- What to work on: Can you write out again everything from the start of the records down to the line containing "stat-label: Training Load", with both of those lines included?

[Dataset items]
◆ ◆ ◆ ◆

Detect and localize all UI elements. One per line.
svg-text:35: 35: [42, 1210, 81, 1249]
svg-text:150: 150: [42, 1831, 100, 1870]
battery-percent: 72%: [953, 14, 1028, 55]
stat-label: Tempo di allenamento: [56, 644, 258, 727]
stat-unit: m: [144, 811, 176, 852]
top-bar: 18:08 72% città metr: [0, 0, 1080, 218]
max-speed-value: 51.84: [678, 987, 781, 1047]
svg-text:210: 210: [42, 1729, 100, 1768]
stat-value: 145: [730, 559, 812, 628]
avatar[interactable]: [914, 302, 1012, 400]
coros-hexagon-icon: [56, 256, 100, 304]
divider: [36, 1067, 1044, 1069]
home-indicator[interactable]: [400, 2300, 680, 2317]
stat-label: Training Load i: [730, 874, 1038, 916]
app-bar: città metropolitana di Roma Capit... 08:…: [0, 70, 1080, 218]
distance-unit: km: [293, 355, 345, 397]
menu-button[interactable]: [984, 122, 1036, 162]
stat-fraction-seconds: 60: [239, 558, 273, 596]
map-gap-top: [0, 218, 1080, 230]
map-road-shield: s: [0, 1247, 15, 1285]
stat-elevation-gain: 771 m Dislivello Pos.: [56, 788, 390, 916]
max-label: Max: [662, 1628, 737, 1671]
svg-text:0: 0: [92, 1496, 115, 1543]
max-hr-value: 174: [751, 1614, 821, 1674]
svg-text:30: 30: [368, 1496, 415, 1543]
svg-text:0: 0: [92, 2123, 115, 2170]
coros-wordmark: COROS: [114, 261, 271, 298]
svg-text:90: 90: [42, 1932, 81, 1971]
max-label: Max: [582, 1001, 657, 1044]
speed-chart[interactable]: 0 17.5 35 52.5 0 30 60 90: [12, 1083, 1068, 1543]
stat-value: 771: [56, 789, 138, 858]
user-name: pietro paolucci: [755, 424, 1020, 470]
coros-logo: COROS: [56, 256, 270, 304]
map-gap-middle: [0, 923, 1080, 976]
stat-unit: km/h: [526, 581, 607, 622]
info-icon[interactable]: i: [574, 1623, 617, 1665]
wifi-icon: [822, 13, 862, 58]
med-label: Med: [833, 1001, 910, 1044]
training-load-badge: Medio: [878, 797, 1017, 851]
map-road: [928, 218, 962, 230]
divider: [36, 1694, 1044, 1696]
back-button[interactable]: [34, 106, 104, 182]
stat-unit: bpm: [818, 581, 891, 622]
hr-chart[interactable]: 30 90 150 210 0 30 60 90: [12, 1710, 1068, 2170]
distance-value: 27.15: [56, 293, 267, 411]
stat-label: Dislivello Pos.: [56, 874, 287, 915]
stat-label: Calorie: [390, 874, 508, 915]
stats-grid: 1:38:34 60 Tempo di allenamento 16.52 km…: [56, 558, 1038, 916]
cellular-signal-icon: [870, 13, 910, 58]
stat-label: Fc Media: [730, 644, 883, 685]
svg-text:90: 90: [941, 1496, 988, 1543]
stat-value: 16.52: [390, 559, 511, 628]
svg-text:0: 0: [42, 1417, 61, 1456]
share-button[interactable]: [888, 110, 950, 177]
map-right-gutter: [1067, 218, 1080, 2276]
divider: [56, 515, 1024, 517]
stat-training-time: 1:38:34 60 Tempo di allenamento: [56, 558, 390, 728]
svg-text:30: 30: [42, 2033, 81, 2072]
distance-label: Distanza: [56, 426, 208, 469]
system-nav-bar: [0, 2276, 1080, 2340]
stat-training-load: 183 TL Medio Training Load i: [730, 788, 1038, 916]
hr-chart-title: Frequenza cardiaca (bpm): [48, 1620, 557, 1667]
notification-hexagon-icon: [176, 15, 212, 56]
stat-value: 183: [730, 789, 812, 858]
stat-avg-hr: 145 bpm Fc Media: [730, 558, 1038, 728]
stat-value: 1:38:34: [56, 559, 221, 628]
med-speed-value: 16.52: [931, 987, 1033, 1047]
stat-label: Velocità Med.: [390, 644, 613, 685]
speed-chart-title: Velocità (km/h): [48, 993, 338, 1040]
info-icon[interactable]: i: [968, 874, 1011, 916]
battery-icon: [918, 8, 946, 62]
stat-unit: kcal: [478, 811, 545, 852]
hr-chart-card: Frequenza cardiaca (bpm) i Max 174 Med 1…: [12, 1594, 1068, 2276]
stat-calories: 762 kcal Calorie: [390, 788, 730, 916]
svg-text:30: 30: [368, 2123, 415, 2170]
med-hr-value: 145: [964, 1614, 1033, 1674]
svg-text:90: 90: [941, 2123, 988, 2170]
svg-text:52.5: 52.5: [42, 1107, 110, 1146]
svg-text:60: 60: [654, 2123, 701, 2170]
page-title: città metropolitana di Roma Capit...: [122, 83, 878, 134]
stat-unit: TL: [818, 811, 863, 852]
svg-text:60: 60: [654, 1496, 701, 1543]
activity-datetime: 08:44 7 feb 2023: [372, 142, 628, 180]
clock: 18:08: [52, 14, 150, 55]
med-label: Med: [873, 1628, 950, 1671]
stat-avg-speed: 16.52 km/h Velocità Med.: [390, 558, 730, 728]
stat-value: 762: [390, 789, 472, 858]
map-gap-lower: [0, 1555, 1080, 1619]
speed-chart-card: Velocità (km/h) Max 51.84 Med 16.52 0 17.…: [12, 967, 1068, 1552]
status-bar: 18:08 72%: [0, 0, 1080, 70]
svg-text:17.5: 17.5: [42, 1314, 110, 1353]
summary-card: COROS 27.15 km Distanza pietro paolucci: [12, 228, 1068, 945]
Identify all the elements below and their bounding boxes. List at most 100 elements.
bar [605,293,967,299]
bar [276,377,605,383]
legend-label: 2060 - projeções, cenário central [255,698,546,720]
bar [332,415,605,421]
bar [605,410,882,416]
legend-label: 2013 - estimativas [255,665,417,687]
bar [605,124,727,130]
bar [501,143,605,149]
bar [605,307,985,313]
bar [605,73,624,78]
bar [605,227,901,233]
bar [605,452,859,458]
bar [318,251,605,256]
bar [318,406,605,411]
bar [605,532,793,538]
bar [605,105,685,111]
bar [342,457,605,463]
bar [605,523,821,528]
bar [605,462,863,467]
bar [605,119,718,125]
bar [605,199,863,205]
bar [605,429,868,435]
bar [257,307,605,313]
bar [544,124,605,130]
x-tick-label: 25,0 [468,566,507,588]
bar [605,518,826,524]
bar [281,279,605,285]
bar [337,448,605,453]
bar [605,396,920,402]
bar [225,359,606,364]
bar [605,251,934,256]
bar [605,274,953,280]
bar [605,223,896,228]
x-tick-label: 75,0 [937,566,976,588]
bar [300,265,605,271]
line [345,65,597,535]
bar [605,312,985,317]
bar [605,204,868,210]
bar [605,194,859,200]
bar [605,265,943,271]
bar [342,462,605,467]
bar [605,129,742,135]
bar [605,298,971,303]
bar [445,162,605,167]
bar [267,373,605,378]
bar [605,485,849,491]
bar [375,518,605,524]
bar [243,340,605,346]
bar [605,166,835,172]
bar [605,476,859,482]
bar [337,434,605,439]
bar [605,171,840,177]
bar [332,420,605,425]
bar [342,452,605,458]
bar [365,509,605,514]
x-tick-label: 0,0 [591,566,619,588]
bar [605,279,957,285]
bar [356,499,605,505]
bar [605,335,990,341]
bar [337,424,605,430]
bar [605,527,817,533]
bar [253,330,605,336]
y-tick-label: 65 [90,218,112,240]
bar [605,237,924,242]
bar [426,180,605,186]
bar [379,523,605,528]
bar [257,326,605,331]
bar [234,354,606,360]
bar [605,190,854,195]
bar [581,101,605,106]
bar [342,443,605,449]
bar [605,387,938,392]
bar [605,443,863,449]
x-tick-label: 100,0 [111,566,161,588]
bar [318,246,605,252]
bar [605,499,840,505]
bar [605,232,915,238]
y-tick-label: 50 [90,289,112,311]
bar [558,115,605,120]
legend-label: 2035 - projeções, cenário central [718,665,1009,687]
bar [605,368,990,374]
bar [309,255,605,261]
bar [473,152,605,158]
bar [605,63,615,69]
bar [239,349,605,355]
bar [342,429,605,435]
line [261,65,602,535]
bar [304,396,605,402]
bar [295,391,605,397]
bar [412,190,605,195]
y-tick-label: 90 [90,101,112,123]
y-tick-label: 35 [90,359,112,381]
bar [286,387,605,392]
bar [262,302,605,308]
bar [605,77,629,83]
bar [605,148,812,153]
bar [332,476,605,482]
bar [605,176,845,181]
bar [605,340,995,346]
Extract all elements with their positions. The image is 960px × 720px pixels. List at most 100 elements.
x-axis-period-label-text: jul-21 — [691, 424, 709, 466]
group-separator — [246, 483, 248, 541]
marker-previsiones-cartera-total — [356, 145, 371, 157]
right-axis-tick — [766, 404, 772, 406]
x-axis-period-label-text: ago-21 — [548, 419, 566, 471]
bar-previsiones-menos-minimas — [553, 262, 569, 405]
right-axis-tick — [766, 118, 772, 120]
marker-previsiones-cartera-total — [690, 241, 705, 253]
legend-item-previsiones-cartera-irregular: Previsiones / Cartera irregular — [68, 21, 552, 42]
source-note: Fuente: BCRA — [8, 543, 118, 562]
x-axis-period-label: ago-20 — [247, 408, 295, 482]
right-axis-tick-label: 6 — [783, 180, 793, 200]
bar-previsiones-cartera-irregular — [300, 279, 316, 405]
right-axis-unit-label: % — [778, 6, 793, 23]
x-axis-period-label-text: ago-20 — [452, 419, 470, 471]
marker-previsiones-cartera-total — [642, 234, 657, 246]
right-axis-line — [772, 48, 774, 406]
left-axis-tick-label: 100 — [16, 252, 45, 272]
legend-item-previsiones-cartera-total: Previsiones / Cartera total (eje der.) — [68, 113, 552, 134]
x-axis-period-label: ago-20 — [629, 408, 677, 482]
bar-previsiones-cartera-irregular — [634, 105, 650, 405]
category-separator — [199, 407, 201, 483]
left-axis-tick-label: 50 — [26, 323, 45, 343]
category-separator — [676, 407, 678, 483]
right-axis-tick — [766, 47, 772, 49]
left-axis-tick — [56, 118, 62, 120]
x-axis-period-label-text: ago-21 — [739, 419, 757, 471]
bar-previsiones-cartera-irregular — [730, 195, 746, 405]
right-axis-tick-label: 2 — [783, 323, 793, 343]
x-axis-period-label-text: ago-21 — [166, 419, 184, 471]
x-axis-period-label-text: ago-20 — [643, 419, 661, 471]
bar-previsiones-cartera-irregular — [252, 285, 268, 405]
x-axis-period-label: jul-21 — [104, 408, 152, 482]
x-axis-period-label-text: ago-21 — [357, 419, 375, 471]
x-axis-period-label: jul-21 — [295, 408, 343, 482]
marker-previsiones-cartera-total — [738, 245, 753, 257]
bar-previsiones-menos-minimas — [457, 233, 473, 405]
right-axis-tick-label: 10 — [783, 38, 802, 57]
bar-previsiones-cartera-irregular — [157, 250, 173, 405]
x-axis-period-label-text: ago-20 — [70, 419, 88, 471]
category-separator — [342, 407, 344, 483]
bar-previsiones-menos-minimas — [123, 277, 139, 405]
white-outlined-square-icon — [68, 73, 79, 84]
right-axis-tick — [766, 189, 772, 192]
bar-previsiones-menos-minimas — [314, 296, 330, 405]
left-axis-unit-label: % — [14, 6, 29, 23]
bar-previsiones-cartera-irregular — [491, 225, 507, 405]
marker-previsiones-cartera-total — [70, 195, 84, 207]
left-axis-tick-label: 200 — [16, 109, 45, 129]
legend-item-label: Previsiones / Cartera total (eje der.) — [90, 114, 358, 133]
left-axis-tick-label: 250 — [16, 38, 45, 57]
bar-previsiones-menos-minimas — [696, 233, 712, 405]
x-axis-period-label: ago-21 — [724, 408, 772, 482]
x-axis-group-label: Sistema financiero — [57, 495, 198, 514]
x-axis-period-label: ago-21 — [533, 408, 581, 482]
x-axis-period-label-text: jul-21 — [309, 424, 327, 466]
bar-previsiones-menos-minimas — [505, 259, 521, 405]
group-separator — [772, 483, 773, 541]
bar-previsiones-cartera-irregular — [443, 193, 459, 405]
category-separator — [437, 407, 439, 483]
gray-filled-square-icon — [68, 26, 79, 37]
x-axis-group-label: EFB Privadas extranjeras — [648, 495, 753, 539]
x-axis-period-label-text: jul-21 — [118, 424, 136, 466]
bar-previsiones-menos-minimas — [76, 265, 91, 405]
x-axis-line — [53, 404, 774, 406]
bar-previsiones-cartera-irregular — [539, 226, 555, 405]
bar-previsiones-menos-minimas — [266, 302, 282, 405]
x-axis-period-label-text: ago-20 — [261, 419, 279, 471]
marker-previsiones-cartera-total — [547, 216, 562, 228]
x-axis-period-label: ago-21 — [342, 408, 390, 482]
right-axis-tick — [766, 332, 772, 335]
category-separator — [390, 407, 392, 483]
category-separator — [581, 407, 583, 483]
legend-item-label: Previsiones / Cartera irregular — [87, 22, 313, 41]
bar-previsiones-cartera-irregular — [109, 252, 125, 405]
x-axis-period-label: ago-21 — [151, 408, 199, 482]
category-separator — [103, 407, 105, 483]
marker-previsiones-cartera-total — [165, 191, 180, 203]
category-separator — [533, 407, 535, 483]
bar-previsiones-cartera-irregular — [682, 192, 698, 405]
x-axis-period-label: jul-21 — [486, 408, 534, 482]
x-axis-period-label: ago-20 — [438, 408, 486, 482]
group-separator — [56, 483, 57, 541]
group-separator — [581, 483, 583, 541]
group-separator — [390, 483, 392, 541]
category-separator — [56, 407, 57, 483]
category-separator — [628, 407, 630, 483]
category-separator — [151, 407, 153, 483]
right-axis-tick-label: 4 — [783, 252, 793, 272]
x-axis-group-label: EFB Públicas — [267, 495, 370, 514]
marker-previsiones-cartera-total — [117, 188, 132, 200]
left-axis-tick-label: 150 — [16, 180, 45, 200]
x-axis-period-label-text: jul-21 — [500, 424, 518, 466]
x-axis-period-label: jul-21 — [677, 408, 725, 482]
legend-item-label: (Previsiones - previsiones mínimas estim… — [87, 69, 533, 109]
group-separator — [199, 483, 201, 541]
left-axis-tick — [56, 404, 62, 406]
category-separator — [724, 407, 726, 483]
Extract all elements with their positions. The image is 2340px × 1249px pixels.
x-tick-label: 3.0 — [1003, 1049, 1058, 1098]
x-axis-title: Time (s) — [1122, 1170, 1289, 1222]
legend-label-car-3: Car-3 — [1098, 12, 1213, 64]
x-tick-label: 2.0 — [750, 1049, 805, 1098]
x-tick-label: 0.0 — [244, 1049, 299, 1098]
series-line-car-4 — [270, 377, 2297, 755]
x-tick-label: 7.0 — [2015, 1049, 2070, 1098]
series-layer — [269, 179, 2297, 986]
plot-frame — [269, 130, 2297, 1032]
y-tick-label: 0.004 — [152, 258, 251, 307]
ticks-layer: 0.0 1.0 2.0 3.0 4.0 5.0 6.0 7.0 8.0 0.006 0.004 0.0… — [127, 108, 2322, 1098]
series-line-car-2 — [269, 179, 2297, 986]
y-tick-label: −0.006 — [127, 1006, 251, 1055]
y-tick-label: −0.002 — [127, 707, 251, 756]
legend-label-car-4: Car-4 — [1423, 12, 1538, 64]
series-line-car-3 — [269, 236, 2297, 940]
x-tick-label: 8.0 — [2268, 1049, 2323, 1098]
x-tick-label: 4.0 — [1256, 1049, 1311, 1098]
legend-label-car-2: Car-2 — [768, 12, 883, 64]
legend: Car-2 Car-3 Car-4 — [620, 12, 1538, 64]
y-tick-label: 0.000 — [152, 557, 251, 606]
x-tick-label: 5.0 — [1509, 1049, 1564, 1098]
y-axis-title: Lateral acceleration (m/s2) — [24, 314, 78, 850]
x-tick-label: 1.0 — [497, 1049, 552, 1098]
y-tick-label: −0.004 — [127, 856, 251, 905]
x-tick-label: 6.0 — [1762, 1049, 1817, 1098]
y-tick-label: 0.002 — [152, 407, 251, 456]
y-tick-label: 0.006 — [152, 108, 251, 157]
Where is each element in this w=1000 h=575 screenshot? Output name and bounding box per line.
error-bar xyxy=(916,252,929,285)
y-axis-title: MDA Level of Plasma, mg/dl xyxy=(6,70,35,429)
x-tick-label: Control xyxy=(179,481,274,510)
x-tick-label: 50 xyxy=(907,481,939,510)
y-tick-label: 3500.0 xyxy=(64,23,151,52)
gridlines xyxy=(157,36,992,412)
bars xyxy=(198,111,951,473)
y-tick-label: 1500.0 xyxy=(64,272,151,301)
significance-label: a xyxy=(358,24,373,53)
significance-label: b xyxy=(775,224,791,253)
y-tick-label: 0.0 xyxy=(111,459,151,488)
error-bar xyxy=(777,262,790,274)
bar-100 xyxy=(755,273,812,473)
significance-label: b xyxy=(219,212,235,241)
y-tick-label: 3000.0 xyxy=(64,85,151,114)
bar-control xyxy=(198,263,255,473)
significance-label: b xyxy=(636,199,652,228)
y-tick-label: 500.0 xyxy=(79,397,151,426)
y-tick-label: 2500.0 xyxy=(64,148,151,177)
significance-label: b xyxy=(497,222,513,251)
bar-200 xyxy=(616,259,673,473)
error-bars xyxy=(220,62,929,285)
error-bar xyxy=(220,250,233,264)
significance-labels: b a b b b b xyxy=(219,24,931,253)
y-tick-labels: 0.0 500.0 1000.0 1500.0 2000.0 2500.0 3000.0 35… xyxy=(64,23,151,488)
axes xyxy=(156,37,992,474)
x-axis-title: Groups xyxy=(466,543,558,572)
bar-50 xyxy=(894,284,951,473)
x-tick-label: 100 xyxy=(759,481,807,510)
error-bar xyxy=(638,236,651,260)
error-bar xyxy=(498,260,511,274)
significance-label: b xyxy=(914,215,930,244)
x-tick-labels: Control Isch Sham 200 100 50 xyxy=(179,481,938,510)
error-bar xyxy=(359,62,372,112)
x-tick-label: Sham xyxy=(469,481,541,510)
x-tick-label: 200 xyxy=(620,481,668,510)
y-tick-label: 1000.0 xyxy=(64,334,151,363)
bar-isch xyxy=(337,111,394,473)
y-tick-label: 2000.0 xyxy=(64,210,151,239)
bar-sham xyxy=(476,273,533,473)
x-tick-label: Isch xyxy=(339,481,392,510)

◆ ◆ ◆ ◆

- Result of the exercise:
Detect and localize all UI elements. One per line.
svg-text:35: 35: [42, 1210, 81, 1249]
svg-text:150: 150: [42, 1831, 100, 1870]
battery-percent: 72%: [953, 14, 1028, 55]
stat-label: Tempo di allenamento: [56, 644, 258, 727]
stat-unit: m: [144, 811, 176, 852]
top-bar: 18:08 72% città metr: [0, 0, 1080, 218]
max-speed-value: 51.84: [678, 987, 781, 1047]
svg-text:210: 210: [42, 1729, 100, 1768]
stat-value: 145: [730, 559, 812, 628]
avatar[interactable]: [914, 302, 1012, 400]
coros-hexagon-icon: [56, 256, 100, 304]
divider: [36, 1067, 1044, 1069]
home-indicator[interactable]: [400, 2300, 680, 2317]
stat-label: Training Load i: [730, 874, 1038, 916]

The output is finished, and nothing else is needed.